## 抜粋本文
::::::
当施設におけるアカラシア対する胸腔鏡下のBelsey手術を検討し,その有用性と問題点について報告する。
対象:当施設において胸腔鏡下に施行したアカラシアの症例は27~37歳の女性で,GradeII 2例,GradeIII 1例であった。病悩期間は2年から5年でいずれも内科的治療により症状の改善がみられなかった症例である。
手術方法:手術術式は左胸部に約5 cmの小切開とカメラ用ポートを1個,鉗子の操作孔を1~2個追加して施行する。下部食道を剥離した後に,電気凝固あるいはフック型のハーモニックスカルペルで胃の大弯側まで筋層切開を行い,食道と胃大弯側の筋層を充分に開放する。次にBelsey変法による逆流防止術を行う。
::::::
## 取り組む課題
[1] アカラシア手術についての抜粋の「手術方法」の段落で、左胸部に設けるとされているものをすべて挙げなさい。
[2] アカラシア手術についての抜粋から、「当施設におけるアカラシア対す」から「変法による逆流防止術を行う。」までをすべて、一字も変えずに書き写しなさい。

データセットに収められた項目
::::::
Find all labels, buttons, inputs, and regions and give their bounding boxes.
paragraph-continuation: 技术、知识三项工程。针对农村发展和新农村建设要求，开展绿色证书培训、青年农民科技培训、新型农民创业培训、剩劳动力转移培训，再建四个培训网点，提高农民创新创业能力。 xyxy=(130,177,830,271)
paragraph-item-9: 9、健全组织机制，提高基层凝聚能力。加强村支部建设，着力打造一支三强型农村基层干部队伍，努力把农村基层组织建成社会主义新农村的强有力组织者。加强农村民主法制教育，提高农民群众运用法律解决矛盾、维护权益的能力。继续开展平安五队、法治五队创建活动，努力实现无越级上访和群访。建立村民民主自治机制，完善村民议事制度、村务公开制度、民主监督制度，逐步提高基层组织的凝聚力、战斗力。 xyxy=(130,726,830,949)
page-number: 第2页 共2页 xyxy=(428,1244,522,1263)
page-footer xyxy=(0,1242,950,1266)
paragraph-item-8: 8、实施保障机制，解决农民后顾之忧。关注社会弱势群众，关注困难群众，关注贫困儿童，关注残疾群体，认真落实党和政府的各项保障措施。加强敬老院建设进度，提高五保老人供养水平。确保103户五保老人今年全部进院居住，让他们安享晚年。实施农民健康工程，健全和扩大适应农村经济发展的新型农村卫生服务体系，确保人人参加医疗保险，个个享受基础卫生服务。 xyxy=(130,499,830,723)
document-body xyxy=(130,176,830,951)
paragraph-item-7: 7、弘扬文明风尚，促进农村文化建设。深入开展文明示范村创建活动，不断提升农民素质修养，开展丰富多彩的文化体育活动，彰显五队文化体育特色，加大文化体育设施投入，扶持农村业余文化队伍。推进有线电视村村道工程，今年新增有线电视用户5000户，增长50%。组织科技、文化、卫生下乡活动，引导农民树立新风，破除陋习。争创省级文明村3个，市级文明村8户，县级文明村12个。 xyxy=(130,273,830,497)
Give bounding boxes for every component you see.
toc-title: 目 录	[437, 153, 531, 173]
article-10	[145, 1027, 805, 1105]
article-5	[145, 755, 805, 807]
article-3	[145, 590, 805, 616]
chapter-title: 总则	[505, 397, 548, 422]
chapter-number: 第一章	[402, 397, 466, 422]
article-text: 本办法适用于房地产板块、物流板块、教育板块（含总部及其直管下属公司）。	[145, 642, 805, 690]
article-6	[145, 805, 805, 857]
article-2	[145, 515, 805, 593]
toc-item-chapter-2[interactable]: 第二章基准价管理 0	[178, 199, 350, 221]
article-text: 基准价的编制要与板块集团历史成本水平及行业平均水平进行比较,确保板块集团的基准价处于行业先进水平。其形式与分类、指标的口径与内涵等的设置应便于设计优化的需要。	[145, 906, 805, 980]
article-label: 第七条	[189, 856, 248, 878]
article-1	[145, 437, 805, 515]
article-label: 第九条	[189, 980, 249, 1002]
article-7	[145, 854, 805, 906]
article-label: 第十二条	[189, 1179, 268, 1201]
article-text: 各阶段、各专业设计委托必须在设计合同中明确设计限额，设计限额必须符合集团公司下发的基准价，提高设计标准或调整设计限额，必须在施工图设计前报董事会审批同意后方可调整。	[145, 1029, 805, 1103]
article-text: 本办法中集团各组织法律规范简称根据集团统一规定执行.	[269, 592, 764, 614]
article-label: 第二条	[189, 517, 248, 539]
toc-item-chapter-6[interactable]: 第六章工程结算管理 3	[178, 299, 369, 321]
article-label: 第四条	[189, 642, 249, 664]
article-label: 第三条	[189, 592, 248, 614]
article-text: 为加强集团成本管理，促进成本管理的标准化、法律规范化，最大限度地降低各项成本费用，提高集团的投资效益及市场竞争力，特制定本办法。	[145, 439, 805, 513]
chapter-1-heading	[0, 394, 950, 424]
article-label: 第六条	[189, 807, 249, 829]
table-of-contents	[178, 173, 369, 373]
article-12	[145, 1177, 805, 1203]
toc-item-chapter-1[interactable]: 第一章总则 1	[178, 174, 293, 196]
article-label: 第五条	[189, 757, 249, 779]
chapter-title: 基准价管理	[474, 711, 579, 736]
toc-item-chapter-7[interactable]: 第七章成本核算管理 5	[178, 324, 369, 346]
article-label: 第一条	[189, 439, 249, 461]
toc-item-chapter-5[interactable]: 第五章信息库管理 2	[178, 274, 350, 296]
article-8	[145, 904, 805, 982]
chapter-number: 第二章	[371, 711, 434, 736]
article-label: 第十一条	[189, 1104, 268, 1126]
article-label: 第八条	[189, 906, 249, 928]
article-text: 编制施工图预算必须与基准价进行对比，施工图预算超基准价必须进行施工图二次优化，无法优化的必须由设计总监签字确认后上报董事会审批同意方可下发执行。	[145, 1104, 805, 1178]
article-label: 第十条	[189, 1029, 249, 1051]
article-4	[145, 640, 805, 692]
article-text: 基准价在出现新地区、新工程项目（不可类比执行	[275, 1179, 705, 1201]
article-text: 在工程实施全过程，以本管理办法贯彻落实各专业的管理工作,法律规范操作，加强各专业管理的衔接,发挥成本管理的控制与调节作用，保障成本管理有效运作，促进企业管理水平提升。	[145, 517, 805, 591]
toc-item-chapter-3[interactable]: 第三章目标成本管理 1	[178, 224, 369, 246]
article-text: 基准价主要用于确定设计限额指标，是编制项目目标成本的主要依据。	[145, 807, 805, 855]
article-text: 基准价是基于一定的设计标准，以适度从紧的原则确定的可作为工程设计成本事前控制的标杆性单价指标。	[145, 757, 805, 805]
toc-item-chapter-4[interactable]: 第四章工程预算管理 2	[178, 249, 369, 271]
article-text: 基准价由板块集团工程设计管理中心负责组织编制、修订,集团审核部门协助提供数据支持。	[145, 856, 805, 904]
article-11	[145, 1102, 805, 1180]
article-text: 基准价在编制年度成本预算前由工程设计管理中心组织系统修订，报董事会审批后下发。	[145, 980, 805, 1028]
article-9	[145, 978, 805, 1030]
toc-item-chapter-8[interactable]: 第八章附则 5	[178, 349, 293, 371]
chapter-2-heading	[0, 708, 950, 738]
::::::
## 解答一覧
[1]
・約5 cmの小切開
・カメラ用ポート(1個)
・鉗子の操作孔(1~2個)

[2]
当施設におけるアカラシア対する胸腔鏡下のBelsey手術を検討し,その有用性と問題点について報告する。
対象:当施設において胸腔鏡下に施行したアカラシアの症例は27~37歳の女性で,GradeII 2例,GradeIII 1例であった。病悩期間は2年から5年でいずれも内科的治療により症状の改善がみられなかった症例である。
手術方法:手術術式は左胸部に約5 cmの小切開とカメラ用ポートを1個,鉗子の操作孔を1~2個追加して施行する。下部食道を剥離した後に,電気凝固あるいはフック型のハーモニックスカルペルで胃の大弯側まで筋層切開を行い,食道と胃大弯側の筋層を充分に開放する。次にBelsey変法による逆流防止術を行う。